THE EXERCISE: Pull each line holding "label" out of the entries below.
------------------------------------------------------------
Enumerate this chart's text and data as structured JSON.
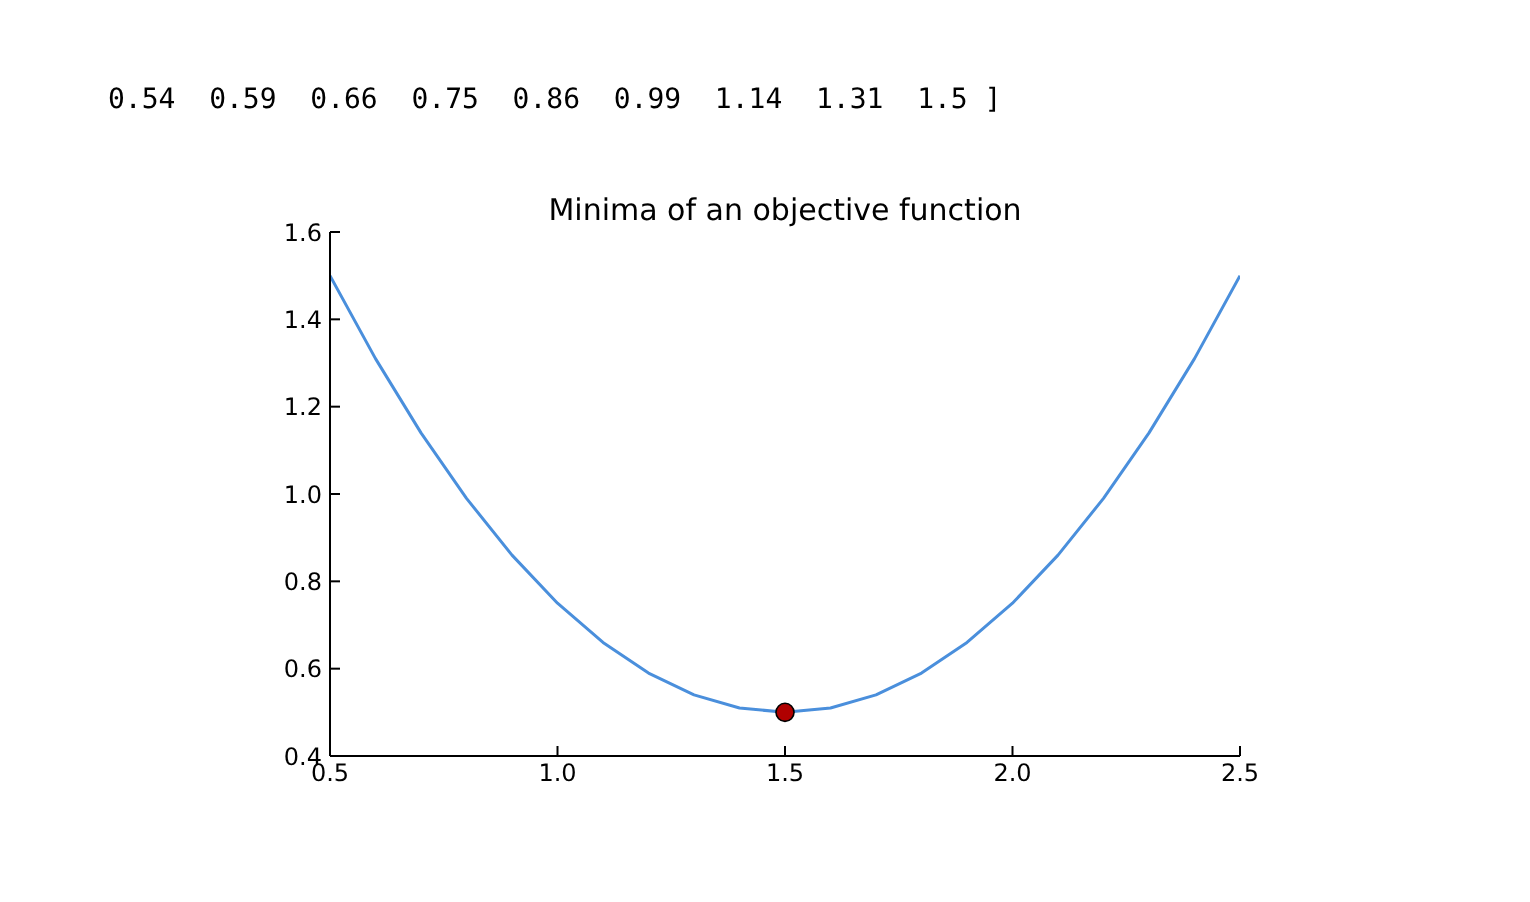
{
  "chart_data": {
    "type": "line",
    "title": "Minima of an objective function",
    "annotations": [
      "0.54  0.59  0.66  0.75  0.86  0.99  1.14  1.31  1.5 ]"
    ],
    "xlim": [
      0.5,
      2.5
    ],
    "xticks": [
      {
        "value": 0.5,
        "label": "0.5"
      },
      {
        "value": 1.0,
        "label": "1.0"
      },
      {
        "value": 1.5,
        "label": "1.5"
      },
      {
        "value": 2.0,
        "label": "2.0"
      },
      {
        "value": 2.5,
        "label": "2.5"
      }
    ],
    "ylim": [
      0.4,
      1.6
    ],
    "yticks": [
      {
        "value": 0.4,
        "label": "0.4"
      },
      {
        "value": 0.6,
        "label": "0.6"
      },
      {
        "value": 0.8,
        "label": "0.8"
      },
      {
        "value": 1.0,
        "label": "1.0"
      },
      {
        "value": 1.2,
        "label": "1.2"
      },
      {
        "value": 1.4,
        "label": "1.4"
      },
      {
        "value": 1.6,
        "label": "1.6"
      }
    ],
    "grid": false,
    "series": [
      {
        "color": "#4a8fdc",
        "marker": "none",
        "x": [
          0.5,
          0.6,
          0.7,
          0.8,
          0.9,
          1.0,
          1.1,
          1.2,
          1.3,
          1.4,
          1.5,
          1.6,
          1.7,
          1.8,
          1.9,
          2.0,
          2.1,
          2.2,
          2.3,
          2.4,
          2.5
        ],
        "values": [
          1.5,
          1.31,
          1.14,
          0.99,
          0.86,
          0.75,
          0.66,
          0.59,
          0.54,
          0.51,
          0.5,
          0.51,
          0.54,
          0.59,
          0.66,
          0.75,
          0.86,
          0.99,
          1.14,
          1.31,
          1.5
        ]
      },
      {
        "type": "scatter",
        "color": "#b00000",
        "marker": "circle",
        "x": [
          1.5
        ],
        "values": [
          0.5
        ]
      }
    ]
  }
}
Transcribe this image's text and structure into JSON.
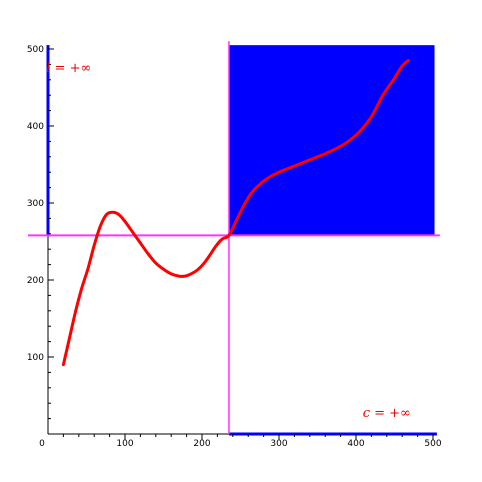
------------------------------------------------------------
SOLUTION FOR THIS EXERCISE:
        "label": "0.5"
        "label": "1.0"
        "label": "1.5"
        "label": "2.0"
        "label": "2.5"
        "label": "0.4"
        "label": "0.6"
        "label": "0.8"
        "label": "1.0"
        "label": "1.2"
        "label": "1.4"
        "label": "1.6"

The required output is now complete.